__Exercise material__
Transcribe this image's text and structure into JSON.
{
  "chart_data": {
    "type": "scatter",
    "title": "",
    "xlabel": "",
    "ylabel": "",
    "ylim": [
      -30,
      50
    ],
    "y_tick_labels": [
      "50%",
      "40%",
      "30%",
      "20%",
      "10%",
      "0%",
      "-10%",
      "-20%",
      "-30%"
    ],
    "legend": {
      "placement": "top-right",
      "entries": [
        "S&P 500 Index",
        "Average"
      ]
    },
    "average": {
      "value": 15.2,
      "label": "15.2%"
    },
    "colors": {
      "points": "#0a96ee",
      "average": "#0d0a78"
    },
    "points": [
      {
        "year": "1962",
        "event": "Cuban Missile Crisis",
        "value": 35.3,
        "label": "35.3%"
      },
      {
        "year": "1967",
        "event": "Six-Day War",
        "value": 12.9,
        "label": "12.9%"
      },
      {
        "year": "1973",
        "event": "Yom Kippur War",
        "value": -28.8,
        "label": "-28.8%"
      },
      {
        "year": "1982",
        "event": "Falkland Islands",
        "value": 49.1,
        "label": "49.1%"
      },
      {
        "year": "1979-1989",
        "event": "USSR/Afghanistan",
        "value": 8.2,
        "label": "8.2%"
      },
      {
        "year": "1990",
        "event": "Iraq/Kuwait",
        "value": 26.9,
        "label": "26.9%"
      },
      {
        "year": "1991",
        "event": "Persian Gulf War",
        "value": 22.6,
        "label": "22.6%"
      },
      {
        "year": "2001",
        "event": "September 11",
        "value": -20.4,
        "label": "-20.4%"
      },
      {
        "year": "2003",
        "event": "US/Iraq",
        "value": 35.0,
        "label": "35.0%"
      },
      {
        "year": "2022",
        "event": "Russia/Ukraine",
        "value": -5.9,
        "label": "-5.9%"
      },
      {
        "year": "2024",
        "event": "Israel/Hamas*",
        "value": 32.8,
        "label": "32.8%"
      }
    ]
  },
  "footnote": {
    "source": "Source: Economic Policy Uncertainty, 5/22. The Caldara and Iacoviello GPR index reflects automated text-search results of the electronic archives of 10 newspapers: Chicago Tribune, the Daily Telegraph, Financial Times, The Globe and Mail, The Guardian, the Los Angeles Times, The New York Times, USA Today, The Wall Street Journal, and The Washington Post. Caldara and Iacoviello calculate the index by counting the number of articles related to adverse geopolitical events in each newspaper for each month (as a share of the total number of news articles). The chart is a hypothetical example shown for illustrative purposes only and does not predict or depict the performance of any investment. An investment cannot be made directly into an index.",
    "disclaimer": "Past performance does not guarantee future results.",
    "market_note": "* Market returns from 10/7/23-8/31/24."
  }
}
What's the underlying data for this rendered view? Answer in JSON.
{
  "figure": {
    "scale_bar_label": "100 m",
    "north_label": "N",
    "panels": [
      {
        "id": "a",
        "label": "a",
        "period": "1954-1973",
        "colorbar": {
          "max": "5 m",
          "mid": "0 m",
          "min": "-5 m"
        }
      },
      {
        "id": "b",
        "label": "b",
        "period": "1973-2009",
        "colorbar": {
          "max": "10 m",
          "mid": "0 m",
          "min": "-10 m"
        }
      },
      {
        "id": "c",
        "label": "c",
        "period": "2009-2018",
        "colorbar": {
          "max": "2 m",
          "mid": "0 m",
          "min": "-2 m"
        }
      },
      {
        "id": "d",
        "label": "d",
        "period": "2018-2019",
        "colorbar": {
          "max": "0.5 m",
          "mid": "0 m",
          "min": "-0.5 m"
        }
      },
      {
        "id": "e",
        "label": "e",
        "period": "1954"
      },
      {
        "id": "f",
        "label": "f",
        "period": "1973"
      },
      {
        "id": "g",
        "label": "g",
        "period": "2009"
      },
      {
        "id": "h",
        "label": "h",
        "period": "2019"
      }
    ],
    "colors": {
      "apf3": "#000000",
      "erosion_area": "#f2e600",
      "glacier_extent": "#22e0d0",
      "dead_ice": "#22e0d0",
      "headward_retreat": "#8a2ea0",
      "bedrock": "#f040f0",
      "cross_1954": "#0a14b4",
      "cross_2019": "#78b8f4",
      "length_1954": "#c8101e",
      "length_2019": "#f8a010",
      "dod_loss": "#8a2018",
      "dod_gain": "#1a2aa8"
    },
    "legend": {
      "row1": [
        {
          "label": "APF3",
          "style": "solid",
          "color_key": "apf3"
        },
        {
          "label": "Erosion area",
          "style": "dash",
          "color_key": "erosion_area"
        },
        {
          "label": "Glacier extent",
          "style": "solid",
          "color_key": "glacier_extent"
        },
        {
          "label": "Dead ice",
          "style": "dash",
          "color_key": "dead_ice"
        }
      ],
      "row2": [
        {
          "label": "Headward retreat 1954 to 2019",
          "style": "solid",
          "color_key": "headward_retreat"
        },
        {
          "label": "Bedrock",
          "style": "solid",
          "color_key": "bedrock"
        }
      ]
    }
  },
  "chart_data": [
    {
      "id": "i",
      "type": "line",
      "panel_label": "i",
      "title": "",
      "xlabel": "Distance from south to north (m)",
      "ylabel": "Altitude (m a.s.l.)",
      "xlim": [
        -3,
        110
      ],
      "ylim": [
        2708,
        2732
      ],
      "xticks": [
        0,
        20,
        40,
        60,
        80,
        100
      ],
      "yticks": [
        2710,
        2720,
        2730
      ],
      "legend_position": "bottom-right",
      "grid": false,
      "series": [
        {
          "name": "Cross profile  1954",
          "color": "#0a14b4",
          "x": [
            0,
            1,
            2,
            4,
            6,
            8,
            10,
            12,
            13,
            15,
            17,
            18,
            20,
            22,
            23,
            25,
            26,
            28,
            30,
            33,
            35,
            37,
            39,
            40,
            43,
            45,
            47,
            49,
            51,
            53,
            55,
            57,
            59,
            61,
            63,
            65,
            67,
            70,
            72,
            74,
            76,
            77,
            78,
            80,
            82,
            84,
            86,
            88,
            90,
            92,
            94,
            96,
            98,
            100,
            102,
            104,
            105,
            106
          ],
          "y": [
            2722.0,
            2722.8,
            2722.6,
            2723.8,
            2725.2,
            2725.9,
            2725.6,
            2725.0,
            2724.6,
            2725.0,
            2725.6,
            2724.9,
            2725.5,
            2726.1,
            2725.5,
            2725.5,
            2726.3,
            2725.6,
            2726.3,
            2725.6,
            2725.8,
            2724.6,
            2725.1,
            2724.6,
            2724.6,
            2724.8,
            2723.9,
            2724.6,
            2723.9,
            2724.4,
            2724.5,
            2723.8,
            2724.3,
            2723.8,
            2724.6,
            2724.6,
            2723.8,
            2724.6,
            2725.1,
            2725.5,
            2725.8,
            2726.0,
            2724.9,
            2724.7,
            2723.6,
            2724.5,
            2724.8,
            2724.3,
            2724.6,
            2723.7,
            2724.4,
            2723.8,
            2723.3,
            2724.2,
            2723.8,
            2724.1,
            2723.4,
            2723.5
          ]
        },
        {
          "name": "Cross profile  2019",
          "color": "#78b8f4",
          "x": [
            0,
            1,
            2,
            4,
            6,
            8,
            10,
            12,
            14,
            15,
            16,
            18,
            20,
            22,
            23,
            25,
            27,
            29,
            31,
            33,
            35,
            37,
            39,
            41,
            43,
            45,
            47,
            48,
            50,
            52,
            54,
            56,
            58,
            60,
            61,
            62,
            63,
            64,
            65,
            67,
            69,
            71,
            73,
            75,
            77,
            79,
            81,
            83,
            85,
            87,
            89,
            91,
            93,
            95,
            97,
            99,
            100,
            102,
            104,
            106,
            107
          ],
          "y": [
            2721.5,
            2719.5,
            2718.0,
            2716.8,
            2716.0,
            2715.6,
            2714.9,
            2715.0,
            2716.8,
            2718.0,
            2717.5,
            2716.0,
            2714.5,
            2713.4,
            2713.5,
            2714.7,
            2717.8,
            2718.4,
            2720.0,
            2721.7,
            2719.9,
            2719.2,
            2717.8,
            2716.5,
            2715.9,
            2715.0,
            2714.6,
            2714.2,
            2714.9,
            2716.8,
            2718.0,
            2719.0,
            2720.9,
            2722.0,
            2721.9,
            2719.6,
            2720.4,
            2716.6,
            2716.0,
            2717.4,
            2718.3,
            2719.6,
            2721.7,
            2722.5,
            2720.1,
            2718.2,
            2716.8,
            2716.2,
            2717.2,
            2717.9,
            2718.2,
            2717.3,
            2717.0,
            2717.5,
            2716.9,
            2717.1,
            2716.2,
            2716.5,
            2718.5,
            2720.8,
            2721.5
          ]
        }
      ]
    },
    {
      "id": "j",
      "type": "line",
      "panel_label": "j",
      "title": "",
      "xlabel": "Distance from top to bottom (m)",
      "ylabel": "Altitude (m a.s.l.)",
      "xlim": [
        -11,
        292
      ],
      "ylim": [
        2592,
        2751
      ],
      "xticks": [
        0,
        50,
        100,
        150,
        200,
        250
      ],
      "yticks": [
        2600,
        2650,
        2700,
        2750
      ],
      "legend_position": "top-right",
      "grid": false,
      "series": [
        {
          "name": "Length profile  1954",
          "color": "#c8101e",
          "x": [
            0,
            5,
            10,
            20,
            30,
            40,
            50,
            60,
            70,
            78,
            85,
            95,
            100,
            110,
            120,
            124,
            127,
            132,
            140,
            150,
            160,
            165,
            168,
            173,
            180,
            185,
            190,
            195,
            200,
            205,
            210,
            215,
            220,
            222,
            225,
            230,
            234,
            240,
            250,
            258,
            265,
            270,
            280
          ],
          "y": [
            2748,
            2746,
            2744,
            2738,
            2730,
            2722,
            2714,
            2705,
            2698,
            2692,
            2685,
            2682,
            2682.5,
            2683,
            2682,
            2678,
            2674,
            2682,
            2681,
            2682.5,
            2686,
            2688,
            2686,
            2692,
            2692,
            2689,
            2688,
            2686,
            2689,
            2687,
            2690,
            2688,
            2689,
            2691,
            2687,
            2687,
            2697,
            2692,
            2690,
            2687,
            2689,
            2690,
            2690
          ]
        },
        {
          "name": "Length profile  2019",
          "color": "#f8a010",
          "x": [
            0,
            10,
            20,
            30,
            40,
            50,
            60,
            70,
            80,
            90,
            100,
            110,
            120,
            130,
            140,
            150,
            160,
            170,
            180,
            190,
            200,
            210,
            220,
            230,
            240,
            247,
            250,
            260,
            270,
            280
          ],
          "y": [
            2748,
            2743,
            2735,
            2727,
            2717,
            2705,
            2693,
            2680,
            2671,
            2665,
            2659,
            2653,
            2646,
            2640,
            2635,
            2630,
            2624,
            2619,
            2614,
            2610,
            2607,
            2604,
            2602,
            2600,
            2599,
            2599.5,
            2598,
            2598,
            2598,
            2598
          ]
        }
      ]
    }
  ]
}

__The problem__
Copy out every line from the records that has the word "period".

__The completed task__
        "period": "1954-1973",
        "period": "1973-2009",
        "period": "2009-2018",
        "period": "2018-2019",
        "period": "1954"
        "period": "1973"
        "period": "2009"
        "period": "2019"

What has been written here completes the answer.